### Recorded data:
====================

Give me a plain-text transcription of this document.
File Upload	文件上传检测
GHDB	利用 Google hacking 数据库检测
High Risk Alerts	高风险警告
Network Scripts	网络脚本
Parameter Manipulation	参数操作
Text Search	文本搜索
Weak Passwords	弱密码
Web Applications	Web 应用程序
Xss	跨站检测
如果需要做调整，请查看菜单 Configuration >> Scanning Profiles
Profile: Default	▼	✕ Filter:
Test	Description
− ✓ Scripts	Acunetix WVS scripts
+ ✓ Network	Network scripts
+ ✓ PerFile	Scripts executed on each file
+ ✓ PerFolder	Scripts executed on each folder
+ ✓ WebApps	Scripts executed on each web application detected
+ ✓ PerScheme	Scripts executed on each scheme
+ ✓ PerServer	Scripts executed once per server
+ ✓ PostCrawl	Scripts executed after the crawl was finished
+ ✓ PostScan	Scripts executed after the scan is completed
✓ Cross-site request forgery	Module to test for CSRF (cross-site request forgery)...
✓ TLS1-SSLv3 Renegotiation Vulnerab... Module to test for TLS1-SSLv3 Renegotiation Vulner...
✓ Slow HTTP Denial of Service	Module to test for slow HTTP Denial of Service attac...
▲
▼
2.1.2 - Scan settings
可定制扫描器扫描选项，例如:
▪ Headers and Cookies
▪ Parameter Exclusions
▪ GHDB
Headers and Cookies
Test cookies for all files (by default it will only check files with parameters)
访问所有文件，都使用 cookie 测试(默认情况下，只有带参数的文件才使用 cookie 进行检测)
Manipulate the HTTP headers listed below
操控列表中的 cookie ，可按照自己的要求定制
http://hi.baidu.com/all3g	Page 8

====================

### Aim:
Write out all of the records once more, exactly.

### Answer for the task:
Give me a plain-text transcription of this document.
File Upload	文件上传检测
GHDB	利用 Google hacking 数据库检测
High Risk Alerts	高风险警告
Network Scripts	网络脚本
Parameter Manipulation	参数操作
Text Search	文本搜索
Weak Passwords	弱密码
Web Applications	Web 应用程序
Xss	跨站检测
如果需要做调整，请查看菜单 Configuration >> Scanning Profiles
Profile: Default	▼	✕ Filter:
Test	Description
− ✓ Scripts	Acunetix WVS scripts
+ ✓ Network	Network scripts
+ ✓ PerFile	Scripts executed on each file
+ ✓ PerFolder	Scripts executed on each folder
+ ✓ WebApps	Scripts executed on each web application detected
+ ✓ PerScheme	Scripts executed on each scheme
+ ✓ PerServer	Scripts executed once per server
+ ✓ PostCrawl	Scripts executed after the crawl was finished
+ ✓ PostScan	Scripts executed after the scan is completed
✓ Cross-site request forgery	Module to test for CSRF (cross-site request forgery)...
✓ TLS1-SSLv3 Renegotiation Vulnerab... Module to test for TLS1-SSLv3 Renegotiation Vulner...
✓ Slow HTTP Denial of Service	Module to test for slow HTTP Denial of Service attac...
▲
▼
2.1.2 - Scan settings
可定制扫描器扫描选项，例如:
▪ Headers and Cookies
▪ Parameter Exclusions
▪ GHDB
Headers and Cookies
Test cookies for all files (by default it will only check files with parameters)
访问所有文件，都使用 cookie 测试(默认情况下，只有带参数的文件才使用 cookie 进行检测)
Manipulate the HTTP headers listed below
操控列表中的 cookie ，可按照自己的要求定制
http://hi.baidu.com/all3g	Page 8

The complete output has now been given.